Goal: Report how many lines contain "pattern"; state the number and nothing else.

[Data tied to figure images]
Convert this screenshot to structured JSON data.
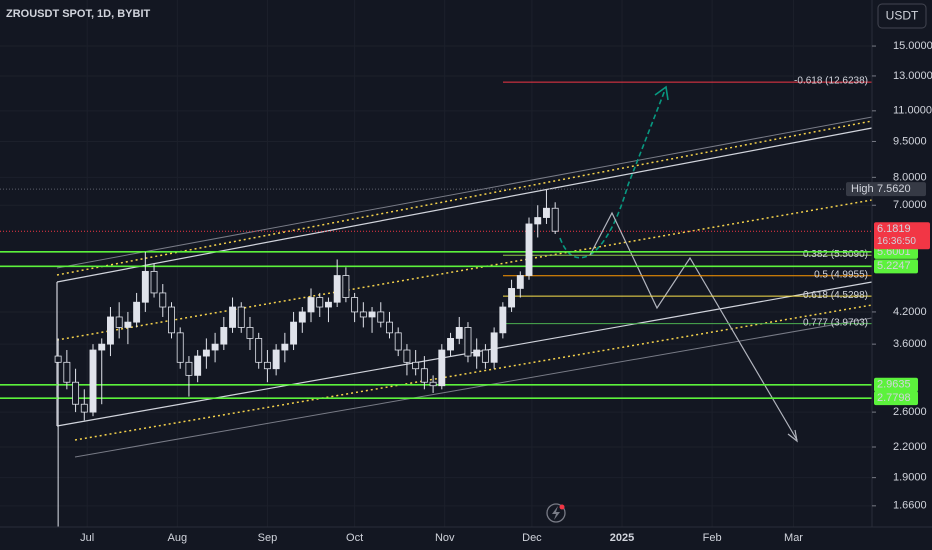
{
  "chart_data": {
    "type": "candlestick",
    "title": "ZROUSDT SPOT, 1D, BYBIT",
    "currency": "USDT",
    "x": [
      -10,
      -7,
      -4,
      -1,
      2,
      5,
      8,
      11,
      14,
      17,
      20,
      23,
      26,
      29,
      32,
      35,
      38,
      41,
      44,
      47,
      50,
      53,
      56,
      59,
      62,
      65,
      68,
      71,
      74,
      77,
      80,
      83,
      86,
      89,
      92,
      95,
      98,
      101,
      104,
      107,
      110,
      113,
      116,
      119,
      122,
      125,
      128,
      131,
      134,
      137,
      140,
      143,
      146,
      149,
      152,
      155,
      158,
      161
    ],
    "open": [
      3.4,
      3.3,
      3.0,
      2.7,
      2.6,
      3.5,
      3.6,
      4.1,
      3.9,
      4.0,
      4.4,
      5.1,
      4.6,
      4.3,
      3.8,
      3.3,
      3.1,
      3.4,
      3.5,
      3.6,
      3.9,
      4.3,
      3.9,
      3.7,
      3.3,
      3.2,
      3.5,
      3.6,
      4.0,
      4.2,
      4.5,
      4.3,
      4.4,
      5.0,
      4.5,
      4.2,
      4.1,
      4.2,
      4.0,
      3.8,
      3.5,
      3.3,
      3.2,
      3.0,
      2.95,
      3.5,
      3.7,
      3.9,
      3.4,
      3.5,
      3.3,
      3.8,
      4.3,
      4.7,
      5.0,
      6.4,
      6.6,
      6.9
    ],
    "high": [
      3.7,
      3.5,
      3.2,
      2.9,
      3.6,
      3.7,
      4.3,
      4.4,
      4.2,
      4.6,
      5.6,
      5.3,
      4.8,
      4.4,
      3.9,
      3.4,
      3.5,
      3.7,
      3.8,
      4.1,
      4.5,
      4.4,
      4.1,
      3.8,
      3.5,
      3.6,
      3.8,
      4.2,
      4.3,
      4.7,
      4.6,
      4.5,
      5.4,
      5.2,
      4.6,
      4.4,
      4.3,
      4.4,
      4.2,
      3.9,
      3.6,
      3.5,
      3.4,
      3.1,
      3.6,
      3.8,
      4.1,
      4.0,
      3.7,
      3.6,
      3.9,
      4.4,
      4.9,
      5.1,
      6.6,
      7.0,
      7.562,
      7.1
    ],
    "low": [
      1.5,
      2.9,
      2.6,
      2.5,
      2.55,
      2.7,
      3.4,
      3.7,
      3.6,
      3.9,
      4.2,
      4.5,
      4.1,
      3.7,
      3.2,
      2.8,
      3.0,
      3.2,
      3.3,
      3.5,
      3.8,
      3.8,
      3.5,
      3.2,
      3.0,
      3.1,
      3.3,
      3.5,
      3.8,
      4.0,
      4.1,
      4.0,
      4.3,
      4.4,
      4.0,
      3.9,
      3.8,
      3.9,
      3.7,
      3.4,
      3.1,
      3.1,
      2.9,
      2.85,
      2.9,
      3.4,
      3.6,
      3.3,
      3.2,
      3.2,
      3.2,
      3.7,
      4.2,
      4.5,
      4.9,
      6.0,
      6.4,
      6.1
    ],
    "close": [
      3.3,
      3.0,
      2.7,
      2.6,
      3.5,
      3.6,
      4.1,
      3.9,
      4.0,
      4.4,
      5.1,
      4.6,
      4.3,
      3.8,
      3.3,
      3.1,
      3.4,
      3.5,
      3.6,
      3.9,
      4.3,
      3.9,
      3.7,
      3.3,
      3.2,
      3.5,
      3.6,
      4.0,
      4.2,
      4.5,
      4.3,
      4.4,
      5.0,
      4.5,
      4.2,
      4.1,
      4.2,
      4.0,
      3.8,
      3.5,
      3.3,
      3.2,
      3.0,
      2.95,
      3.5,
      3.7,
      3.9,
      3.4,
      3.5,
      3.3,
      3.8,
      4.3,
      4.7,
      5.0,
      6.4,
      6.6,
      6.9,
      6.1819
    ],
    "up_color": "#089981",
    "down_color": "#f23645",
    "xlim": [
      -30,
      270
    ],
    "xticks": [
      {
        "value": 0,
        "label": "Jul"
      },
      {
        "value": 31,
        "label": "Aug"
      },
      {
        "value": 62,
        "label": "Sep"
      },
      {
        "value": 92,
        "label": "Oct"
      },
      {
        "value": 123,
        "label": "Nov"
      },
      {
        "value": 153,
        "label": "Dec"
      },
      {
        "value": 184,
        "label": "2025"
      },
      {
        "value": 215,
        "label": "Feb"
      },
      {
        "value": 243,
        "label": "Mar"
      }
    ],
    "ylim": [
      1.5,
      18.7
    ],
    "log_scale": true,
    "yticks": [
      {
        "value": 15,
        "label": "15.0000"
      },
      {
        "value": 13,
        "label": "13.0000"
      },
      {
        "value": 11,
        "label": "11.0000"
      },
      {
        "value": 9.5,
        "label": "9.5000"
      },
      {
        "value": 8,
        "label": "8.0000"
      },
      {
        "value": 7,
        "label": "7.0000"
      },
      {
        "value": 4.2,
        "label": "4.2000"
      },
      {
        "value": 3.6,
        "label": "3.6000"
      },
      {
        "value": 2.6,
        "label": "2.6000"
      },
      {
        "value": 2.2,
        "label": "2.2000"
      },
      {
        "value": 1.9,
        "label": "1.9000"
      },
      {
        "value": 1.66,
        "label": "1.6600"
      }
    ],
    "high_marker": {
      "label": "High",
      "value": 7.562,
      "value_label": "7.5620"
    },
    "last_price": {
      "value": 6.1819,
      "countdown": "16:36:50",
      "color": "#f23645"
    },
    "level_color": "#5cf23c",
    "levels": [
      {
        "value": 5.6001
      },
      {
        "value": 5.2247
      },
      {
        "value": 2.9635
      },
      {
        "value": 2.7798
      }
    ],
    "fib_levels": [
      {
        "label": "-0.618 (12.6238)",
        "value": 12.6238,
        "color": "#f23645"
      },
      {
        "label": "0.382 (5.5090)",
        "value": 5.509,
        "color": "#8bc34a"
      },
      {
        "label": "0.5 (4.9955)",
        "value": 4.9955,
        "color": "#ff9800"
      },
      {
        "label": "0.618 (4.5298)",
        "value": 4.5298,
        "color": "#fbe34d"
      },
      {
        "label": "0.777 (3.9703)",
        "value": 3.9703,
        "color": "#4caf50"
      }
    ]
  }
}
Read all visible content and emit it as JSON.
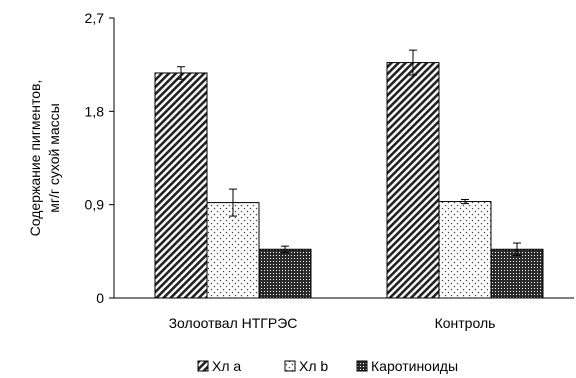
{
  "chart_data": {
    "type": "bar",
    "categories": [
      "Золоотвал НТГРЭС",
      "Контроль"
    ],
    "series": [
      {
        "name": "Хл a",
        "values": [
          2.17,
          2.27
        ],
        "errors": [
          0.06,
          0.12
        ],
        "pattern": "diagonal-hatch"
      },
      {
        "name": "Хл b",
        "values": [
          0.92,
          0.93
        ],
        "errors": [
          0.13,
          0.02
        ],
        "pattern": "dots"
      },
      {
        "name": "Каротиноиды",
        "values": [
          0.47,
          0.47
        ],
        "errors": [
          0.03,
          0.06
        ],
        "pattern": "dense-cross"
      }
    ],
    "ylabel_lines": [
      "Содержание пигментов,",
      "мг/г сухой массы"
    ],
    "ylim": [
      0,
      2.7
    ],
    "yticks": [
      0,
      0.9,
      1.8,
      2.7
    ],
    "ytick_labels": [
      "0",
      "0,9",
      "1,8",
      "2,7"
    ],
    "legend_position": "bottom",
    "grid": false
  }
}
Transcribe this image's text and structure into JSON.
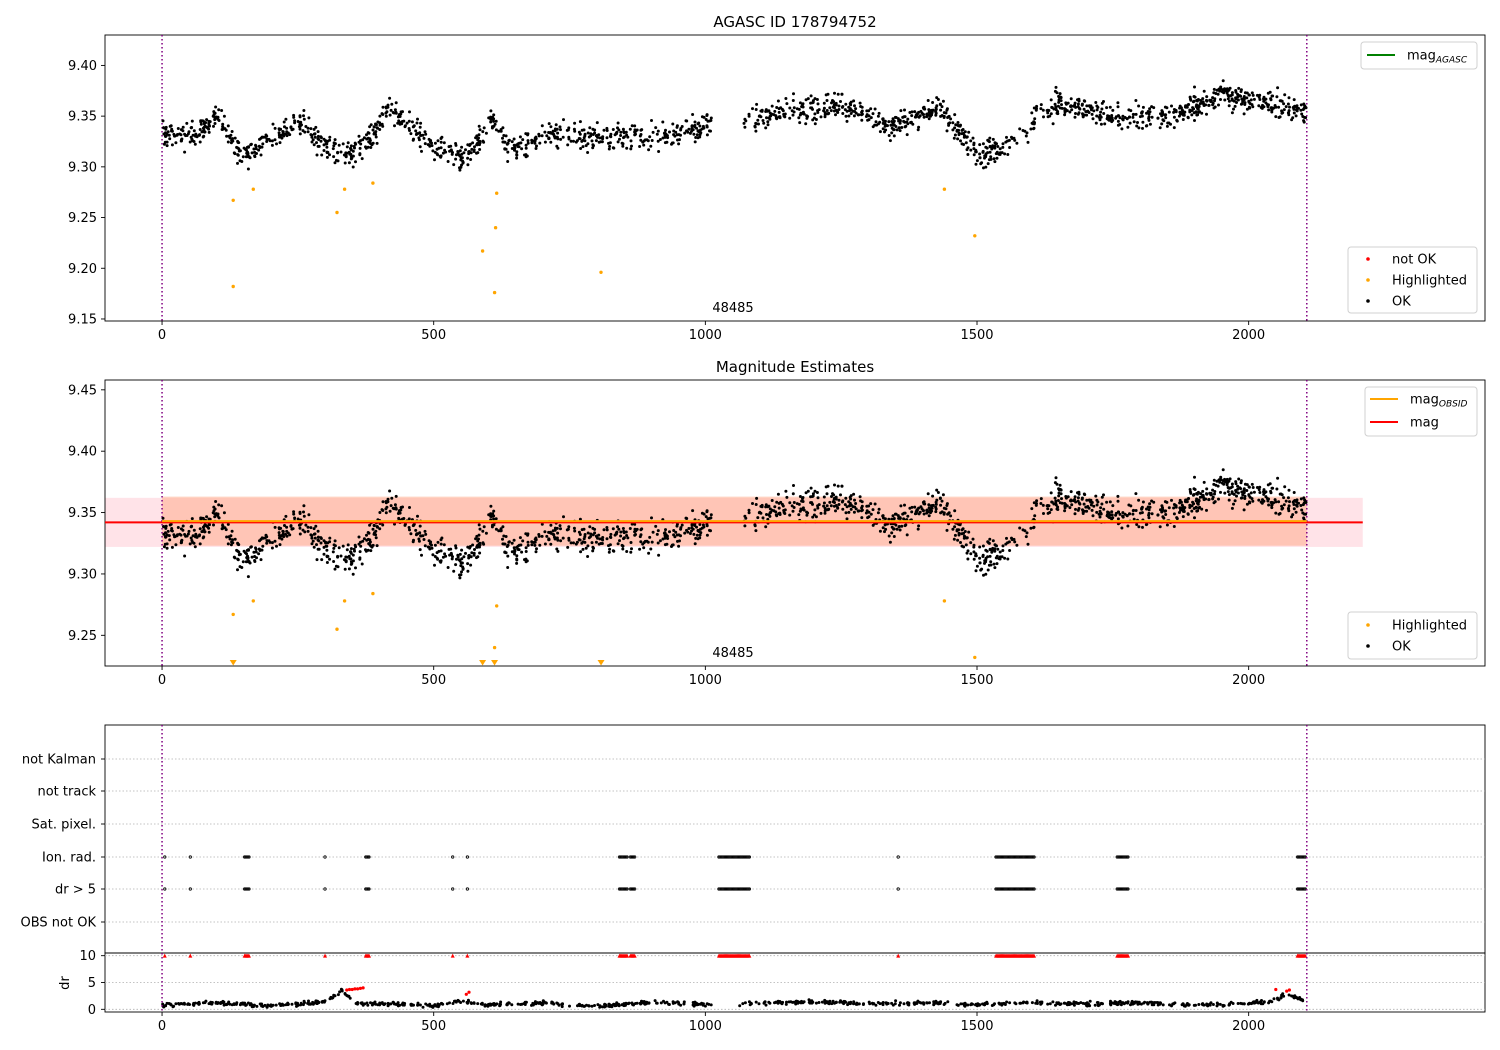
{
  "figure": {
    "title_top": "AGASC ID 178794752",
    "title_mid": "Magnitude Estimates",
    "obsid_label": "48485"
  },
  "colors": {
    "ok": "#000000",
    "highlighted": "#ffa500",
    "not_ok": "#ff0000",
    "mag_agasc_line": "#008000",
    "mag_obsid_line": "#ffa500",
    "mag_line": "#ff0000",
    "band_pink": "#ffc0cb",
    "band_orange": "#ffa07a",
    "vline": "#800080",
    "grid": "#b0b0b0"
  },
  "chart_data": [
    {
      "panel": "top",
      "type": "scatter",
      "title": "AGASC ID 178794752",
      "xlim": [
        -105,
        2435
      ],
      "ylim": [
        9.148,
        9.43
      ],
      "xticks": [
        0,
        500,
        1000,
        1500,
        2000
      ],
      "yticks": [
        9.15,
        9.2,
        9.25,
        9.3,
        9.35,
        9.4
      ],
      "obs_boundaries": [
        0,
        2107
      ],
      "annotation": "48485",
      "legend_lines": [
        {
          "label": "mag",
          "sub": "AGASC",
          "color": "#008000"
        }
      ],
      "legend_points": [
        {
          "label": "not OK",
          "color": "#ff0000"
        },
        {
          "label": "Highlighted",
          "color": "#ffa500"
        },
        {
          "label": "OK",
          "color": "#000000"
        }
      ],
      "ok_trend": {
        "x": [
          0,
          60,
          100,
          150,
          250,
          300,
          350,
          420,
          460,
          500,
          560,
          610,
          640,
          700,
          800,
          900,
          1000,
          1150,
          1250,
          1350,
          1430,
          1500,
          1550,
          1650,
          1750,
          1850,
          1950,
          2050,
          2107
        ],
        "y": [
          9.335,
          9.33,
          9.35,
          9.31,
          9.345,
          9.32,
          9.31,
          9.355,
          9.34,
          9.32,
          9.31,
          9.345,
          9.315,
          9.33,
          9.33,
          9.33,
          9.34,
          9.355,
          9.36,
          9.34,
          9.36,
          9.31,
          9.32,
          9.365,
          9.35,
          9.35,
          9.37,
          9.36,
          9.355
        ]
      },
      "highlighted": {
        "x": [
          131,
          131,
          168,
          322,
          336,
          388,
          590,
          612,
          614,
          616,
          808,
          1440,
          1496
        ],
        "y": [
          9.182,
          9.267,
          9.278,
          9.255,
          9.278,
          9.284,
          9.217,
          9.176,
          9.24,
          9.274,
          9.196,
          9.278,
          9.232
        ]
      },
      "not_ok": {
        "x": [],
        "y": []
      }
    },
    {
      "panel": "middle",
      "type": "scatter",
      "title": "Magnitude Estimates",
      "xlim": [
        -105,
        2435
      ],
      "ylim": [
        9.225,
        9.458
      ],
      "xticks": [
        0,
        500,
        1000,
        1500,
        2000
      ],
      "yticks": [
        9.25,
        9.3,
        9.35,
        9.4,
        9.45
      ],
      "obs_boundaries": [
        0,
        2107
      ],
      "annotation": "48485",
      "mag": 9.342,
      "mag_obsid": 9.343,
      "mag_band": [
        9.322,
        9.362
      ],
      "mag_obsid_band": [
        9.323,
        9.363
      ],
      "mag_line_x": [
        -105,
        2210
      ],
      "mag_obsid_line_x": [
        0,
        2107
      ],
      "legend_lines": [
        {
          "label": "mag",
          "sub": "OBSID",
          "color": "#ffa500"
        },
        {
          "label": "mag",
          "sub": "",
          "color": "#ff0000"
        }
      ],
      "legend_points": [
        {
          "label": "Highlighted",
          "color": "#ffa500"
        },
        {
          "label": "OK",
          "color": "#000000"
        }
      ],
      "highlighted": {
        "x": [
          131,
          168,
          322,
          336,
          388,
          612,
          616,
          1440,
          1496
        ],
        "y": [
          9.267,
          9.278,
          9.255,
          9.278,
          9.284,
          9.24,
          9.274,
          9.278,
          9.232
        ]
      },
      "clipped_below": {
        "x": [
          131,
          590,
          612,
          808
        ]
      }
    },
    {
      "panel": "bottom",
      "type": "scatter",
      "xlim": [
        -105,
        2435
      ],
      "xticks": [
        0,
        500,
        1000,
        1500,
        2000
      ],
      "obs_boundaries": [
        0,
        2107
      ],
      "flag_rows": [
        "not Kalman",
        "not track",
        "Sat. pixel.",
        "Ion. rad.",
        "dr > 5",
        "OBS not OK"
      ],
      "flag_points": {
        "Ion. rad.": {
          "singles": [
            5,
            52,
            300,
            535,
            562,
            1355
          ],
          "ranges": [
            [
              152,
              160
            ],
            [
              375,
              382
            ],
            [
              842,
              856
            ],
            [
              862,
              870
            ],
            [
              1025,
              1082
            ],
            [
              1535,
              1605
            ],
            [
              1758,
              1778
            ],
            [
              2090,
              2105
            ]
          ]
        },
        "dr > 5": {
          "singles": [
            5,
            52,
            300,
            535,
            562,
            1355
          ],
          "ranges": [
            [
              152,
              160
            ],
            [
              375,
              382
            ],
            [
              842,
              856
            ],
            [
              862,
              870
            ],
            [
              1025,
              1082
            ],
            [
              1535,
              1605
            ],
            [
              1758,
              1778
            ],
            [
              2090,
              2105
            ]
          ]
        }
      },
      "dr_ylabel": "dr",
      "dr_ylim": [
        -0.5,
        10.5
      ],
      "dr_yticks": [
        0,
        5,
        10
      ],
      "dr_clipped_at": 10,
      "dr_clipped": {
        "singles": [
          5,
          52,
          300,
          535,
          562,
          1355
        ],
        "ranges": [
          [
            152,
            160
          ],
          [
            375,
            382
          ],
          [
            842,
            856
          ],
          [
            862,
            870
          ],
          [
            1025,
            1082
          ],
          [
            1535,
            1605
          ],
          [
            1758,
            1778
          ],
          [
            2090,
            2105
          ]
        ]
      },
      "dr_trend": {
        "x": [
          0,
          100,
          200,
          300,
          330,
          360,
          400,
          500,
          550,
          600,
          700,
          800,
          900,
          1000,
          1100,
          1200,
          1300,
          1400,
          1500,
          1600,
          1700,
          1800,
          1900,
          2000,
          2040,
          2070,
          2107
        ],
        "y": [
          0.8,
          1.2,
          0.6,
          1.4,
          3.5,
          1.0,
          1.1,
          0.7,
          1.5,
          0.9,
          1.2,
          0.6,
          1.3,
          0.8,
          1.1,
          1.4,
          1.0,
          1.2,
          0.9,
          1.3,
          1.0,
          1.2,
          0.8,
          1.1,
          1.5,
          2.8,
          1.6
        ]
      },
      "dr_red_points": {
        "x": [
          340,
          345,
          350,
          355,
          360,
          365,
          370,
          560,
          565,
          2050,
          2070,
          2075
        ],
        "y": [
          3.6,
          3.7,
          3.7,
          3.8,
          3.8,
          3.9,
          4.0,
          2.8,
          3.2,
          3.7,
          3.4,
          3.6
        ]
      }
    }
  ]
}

Result of this exercise: 3